Stored items:
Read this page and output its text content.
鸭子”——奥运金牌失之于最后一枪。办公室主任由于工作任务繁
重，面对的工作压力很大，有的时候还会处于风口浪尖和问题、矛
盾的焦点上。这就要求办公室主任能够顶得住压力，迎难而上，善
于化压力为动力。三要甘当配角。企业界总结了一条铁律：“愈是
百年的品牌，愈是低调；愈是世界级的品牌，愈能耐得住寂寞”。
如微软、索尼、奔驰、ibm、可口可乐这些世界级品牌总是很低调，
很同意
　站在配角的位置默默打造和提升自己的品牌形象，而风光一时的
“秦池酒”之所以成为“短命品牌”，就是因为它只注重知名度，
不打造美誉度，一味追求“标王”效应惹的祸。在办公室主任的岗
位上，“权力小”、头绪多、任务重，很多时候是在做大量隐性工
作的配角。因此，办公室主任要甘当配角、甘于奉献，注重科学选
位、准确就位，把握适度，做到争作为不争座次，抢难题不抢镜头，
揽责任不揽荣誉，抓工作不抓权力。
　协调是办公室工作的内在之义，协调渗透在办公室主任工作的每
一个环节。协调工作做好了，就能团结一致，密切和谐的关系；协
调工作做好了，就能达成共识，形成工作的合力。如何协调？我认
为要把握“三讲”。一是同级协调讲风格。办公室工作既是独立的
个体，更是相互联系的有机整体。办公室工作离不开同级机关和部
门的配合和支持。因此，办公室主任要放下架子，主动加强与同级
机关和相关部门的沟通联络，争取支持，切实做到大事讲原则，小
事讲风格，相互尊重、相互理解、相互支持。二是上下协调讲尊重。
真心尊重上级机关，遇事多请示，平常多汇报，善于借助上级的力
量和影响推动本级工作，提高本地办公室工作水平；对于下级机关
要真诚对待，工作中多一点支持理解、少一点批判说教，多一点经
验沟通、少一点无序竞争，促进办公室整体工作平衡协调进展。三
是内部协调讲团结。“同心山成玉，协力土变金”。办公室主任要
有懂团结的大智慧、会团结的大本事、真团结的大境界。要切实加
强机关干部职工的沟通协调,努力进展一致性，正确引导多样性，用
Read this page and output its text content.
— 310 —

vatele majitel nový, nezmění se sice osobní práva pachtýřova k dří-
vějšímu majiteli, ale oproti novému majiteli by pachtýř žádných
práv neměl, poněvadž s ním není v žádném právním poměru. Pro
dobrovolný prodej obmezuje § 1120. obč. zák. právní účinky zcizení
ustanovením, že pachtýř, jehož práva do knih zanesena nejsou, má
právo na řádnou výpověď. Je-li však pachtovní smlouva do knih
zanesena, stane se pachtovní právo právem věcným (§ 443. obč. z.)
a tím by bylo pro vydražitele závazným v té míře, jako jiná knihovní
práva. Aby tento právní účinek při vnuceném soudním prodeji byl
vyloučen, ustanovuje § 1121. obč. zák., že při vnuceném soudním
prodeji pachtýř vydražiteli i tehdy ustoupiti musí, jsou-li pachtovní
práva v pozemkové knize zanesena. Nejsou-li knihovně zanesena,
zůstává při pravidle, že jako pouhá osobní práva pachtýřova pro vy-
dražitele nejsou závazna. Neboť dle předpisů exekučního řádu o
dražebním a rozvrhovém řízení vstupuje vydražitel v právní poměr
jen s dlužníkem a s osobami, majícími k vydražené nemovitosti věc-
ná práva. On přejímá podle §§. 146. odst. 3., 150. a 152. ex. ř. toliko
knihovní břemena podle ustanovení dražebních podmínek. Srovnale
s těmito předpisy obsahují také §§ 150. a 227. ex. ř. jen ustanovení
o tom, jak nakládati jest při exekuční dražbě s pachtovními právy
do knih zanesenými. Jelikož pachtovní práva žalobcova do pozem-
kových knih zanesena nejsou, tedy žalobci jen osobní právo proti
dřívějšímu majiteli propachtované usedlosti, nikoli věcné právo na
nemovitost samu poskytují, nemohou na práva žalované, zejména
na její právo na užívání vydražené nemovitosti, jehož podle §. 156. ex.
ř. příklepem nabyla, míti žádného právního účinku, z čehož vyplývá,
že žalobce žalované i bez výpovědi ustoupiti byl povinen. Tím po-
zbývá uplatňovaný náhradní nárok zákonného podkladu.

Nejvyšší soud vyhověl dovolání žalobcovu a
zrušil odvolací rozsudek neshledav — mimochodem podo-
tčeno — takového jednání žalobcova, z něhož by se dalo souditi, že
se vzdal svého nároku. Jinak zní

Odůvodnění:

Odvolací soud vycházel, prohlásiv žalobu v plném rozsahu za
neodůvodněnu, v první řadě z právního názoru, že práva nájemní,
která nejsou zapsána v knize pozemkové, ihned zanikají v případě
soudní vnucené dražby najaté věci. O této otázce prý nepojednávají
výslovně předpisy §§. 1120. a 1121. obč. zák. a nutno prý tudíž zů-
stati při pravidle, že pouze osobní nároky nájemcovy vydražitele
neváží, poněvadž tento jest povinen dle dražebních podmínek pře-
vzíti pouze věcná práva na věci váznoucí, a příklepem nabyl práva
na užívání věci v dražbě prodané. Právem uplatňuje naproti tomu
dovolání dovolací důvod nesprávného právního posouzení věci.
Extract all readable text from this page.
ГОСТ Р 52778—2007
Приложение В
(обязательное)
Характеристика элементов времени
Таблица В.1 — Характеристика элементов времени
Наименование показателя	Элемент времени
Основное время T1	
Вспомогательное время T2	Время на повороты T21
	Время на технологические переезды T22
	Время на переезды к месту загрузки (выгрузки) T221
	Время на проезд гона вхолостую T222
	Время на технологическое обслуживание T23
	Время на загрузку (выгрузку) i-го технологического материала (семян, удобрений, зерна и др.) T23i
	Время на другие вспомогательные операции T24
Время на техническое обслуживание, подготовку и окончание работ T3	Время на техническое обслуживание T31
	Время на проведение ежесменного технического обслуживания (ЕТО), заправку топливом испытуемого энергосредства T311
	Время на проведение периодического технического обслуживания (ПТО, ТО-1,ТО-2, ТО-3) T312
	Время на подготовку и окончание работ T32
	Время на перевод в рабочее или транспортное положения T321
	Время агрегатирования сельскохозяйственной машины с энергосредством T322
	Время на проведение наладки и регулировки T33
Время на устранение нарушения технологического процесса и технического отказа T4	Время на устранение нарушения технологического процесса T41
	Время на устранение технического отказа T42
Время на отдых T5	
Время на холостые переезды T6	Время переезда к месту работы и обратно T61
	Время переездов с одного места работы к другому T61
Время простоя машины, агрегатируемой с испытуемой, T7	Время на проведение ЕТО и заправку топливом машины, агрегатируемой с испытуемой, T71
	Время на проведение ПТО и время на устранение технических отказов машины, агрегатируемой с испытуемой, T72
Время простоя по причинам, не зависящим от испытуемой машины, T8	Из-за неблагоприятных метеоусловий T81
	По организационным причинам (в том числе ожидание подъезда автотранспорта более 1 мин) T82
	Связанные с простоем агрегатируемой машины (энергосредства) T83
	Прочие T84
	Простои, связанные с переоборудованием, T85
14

### What needs to be done
Extract each line of the listing above, copying it word for word.

### Solution to the problem
Read this page and output its text content.
鸭子”——奥运金牌失之于最后一枪。办公室主任由于工作任务繁
重，面对的工作压力很大，有的时候还会处于风口浪尖和问题、矛
盾的焦点上。这就要求办公室主任能够顶得住压力，迎难而上，善
于化压力为动力。三要甘当配角。企业界总结了一条铁律：“愈是
百年的品牌，愈是低调；愈是世界级的品牌，愈能耐得住寂寞”。
如微软、索尼、奔驰、ibm、可口可乐这些世界级品牌总是很低调，
很同意
　站在配角的位置默默打造和提升自己的品牌形象，而风光一时的
“秦池酒”之所以成为“短命品牌”，就是因为它只注重知名度，
不打造美誉度，一味追求“标王”效应惹的祸。在办公室主任的岗
位上，“权力小”、头绪多、任务重，很多时候是在做大量隐性工
作的配角。因此，办公室主任要甘当配角、甘于奉献，注重科学选
位、准确就位，把握适度，做到争作为不争座次，抢难题不抢镜头，
揽责任不揽荣誉，抓工作不抓权力。
　协调是办公室工作的内在之义，协调渗透在办公室主任工作的每
一个环节。协调工作做好了，就能团结一致，密切和谐的关系；协
调工作做好了，就能达成共识，形成工作的合力。如何协调？我认
为要把握“三讲”。一是同级协调讲风格。办公室工作既是独立的
个体，更是相互联系的有机整体。办公室工作离不开同级机关和部
门的配合和支持。因此，办公室主任要放下架子，主动加强与同级
机关和相关部门的沟通联络，争取支持，切实做到大事讲原则，小
事讲风格，相互尊重、相互理解、相互支持。二是上下协调讲尊重。
真心尊重上级机关，遇事多请示，平常多汇报，善于借助上级的力
量和影响推动本级工作，提高本地办公室工作水平；对于下级机关
要真诚对待，工作中多一点支持理解、少一点批判说教，多一点经
验沟通、少一点无序竞争，促进办公室整体工作平衡协调进展。三
是内部协调讲团结。“同心山成玉，协力土变金”。办公室主任要
有懂团结的大智慧、会团结的大本事、真团结的大境界。要切实加
强机关干部职工的沟通协调,努力进展一致性，正确引导多样性，用
Read this page and output its text content.
— 310 —

vatele majitel nový, nezmění se sice osobní práva pachtýřova k dří-
vějšímu majiteli, ale oproti novému majiteli by pachtýř žádných
práv neměl, poněvadž s ním není v žádném právním poměru. Pro
dobrovolný prodej obmezuje § 1120. obč. zák. právní účinky zcizení
ustanovením, že pachtýř, jehož práva do knih zanesena nejsou, má
právo na řádnou výpověď. Je-li však pachtovní smlouva do knih
zanesena, stane se pachtovní právo právem věcným (§ 443. obč. z.)
a tím by bylo pro vydražitele závazným v té míře, jako jiná knihovní
práva. Aby tento právní účinek při vnuceném soudním prodeji byl
vyloučen, ustanovuje § 1121. obč. zák., že při vnuceném soudním
prodeji pachtýř vydražiteli i tehdy ustoupiti musí, jsou-li pachtovní
práva v pozemkové knize zanesena. Nejsou-li knihovně zanesena,
zůstává při pravidle, že jako pouhá osobní práva pachtýřova pro vy-
dražitele nejsou závazna. Neboť dle předpisů exekučního řádu o
dražebním a rozvrhovém řízení vstupuje vydražitel v právní poměr
jen s dlužníkem a s osobami, majícími k vydražené nemovitosti věc-
ná práva. On přejímá podle §§. 146. odst. 3., 150. a 152. ex. ř. toliko
knihovní břemena podle ustanovení dražebních podmínek. Srovnale
s těmito předpisy obsahují také §§ 150. a 227. ex. ř. jen ustanovení
o tom, jak nakládati jest při exekuční dražbě s pachtovními právy
do knih zanesenými. Jelikož pachtovní práva žalobcova do pozem-
kových knih zanesena nejsou, tedy žalobci jen osobní právo proti
dřívějšímu majiteli propachtované usedlosti, nikoli věcné právo na
nemovitost samu poskytují, nemohou na práva žalované, zejména
na její právo na užívání vydražené nemovitosti, jehož podle §. 156. ex.
ř. příklepem nabyla, míti žádného právního účinku, z čehož vyplývá,
že žalobce žalované i bez výpovědi ustoupiti byl povinen. Tím po-
zbývá uplatňovaný náhradní nárok zákonného podkladu.

Nejvyšší soud vyhověl dovolání žalobcovu a
zrušil odvolací rozsudek neshledav — mimochodem podo-
tčeno — takového jednání žalobcova, z něhož by se dalo souditi, že
se vzdal svého nároku. Jinak zní

Odůvodnění:

Odvolací soud vycházel, prohlásiv žalobu v plném rozsahu za
neodůvodněnu, v první řadě z právního názoru, že práva nájemní,
která nejsou zapsána v knize pozemkové, ihned zanikají v případě
soudní vnucené dražby najaté věci. O této otázce prý nepojednávají
výslovně předpisy §§. 1120. a 1121. obč. zák. a nutno prý tudíž zů-
stati při pravidle, že pouze osobní nároky nájemcovy vydražitele
neváží, poněvadž tento jest povinen dle dražebních podmínek pře-
vzíti pouze věcná práva na věci váznoucí, a příklepem nabyl práva
na užívání věci v dražbě prodané. Právem uplatňuje naproti tomu
dovolání dovolací důvod nesprávného právního posouzení věci.
Extract all readable text from this page.
ГОСТ Р 52778—2007
Приложение В
(обязательное)
Характеристика элементов времени
Таблица В.1 — Характеристика элементов времени
Наименование показателя	Элемент времени
Основное время T1	
Вспомогательное время T2	Время на повороты T21
	Время на технологические переезды T22
	Время на переезды к месту загрузки (выгрузки) T221
	Время на проезд гона вхолостую T222
	Время на технологическое обслуживание T23
	Время на загрузку (выгрузку) i-го технологического материала (семян, удобрений, зерна и др.) T23i
	Время на другие вспомогательные операции T24
Время на техническое обслуживание, подготовку и окончание работ T3	Время на техническое обслуживание T31
	Время на проведение ежесменного технического обслуживания (ЕТО), заправку топливом испытуемого энергосредства T311
	Время на проведение периодического технического обслуживания (ПТО, ТО-1,ТО-2, ТО-3) T312
	Время на подготовку и окончание работ T32
	Время на перевод в рабочее или транспортное положения T321
	Время агрегатирования сельскохозяйственной машины с энергосредством T322
	Время на проведение наладки и регулировки T33
Время на устранение нарушения технологического процесса и технического отказа T4	Время на устранение нарушения технологического процесса T41
	Время на устранение технического отказа T42
Время на отдых T5	
Время на холостые переезды T6	Время переезда к месту работы и обратно T61
	Время переездов с одного места работы к другому T61
Время простоя машины, агрегатируемой с испытуемой, T7	Время на проведение ЕТО и заправку топливом машины, агрегатируемой с испытуемой, T71
	Время на проведение ПТО и время на устранение технических отказов машины, агрегатируемой с испытуемой, T72
Время простоя по причинам, не зависящим от испытуемой машины, T8	Из-за неблагоприятных метеоусловий T81
	По организационным причинам (в том числе ожидание подъезда автотранспорта более 1 мин) T82
	Связанные с простоем агрегатируемой машины (энергосредства) T83
	Прочие T84
	Простои, связанные с переоборудованием, T85
14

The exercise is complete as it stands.